▶ **Exercise input**:
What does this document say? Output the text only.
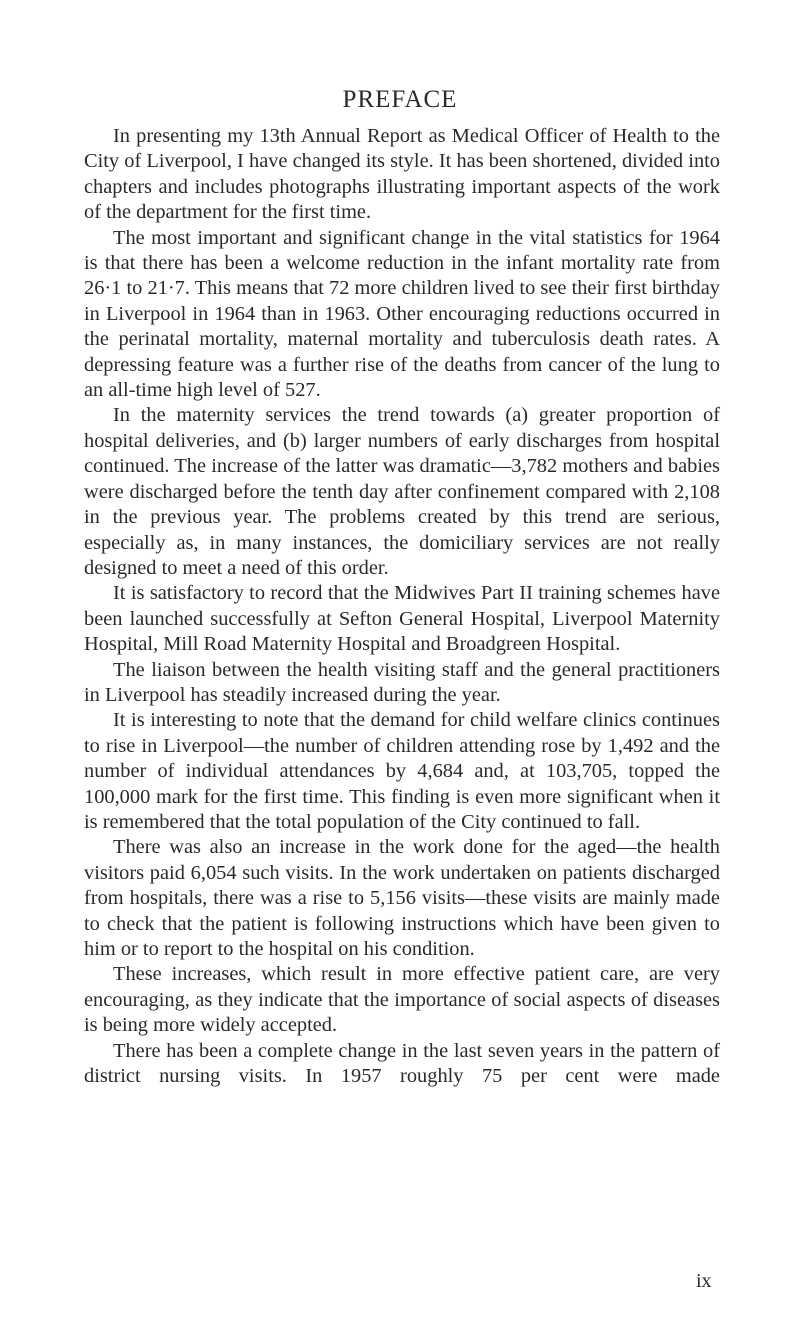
PREFACE

In presenting my 13th Annual Report as Medical Officer of Health to the City of Liverpool, I have changed its style. It has been shortened, divided into chapters and includes photographs illustrating important aspects of the work of the department for the first time.

The most important and significant change in the vital statistics for 1964 is that there has been a welcome reduction in the infant mortality rate from 26·1 to 21·7. This means that 72 more children lived to see their first birthday in Liverpool in 1964 than in 1963. Other encouraging reductions occurred in the perinatal mortality, maternal mortality and tuberculosis death rates. A depressing feature was a further rise of the deaths from cancer of the lung to an all-time high level of 527.

In the maternity services the trend towards (a) greater proportion of hospital deliveries, and (b) larger numbers of early discharges from hospital continued. The increase of the latter was dramatic—3,782 mothers and babies were discharged before the tenth day after confinement compared with 2,108 in the previous year. The problems created by this trend are serious, especially as, in many instances, the domiciliary services are not really designed to meet a need of this order.

It is satisfactory to record that the Midwives Part II training schemes have been launched successfully at Sefton General Hospital, Liverpool Maternity Hospital, Mill Road Maternity Hospital and Broadgreen Hospital.

The liaison between the health visiting staff and the general practitioners in Liverpool has steadily increased during the year.

It is interesting to note that the demand for child welfare clinics continues to rise in Liverpool—the number of children attending rose by 1,492 and the number of individual attendances by 4,684 and, at 103,705, topped the 100,000 mark for the first time. This finding is even more significant when it is remembered that the total population of the City continued to fall.

There was also an increase in the work done for the aged—the health visitors paid 6,054 such visits. In the work undertaken on patients discharged from hospitals, there was a rise to 5,156 visits—these visits are mainly made to check that the patient is following instructions which have been given to him or to report to the hospital on his condition.

These increases, which result in more effective patient care, are very encouraging, as they indicate that the importance of social aspects of diseases is being more widely accepted.

There has been a complete change in the last seven years in the pattern of district nursing visits. In 1957 roughly 75 per cent were made

ix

▶ **Required work**:
Since the pictures are not wanted, write out the rest of the data exactly as it reads.

▶ **Output of the task**:
What does this document say? Output the text only.
PREFACE

In presenting my 13th Annual Report as Medical Officer of Health to the City of Liverpool, I have changed its style. It has been shortened, divided into chapters and includes photographs illustrating important aspects of the work of the department for the first time.

The most important and significant change in the vital statistics for 1964 is that there has been a welcome reduction in the infant mortality rate from 26·1 to 21·7. This means that 72 more children lived to see their first birthday in Liverpool in 1964 than in 1963. Other encouraging reductions occurred in the perinatal mortality, maternal mortality and tuberculosis death rates. A depressing feature was a further rise of the deaths from cancer of the lung to an all-time high level of 527.

In the maternity services the trend towards (a) greater proportion of hospital deliveries, and (b) larger numbers of early discharges from hospital continued. The increase of the latter was dramatic—3,782 mothers and babies were discharged before the tenth day after confinement compared with 2,108 in the previous year. The problems created by this trend are serious, especially as, in many instances, the domiciliary services are not really designed to meet a need of this order.

It is satisfactory to record that the Midwives Part II training schemes have been launched successfully at Sefton General Hospital, Liverpool Maternity Hospital, Mill Road Maternity Hospital and Broadgreen Hospital.

The liaison between the health visiting staff and the general practitioners in Liverpool has steadily increased during the year.

It is interesting to note that the demand for child welfare clinics continues to rise in Liverpool—the number of children attending rose by 1,492 and the number of individual attendances by 4,684 and, at 103,705, topped the 100,000 mark for the first time. This finding is even more significant when it is remembered that the total population of the City continued to fall.

There was also an increase in the work done for the aged—the health visitors paid 6,054 such visits. In the work undertaken on patients discharged from hospitals, there was a rise to 5,156 visits—these visits are mainly made to check that the patient is following instructions which have been given to him or to report to the hospital on his condition.

These increases, which result in more effective patient care, are very encouraging, as they indicate that the importance of social aspects of diseases is being more widely accepted.

There has been a complete change in the last seven years in the pattern of district nursing visits. In 1957 roughly 75 per cent were made

ix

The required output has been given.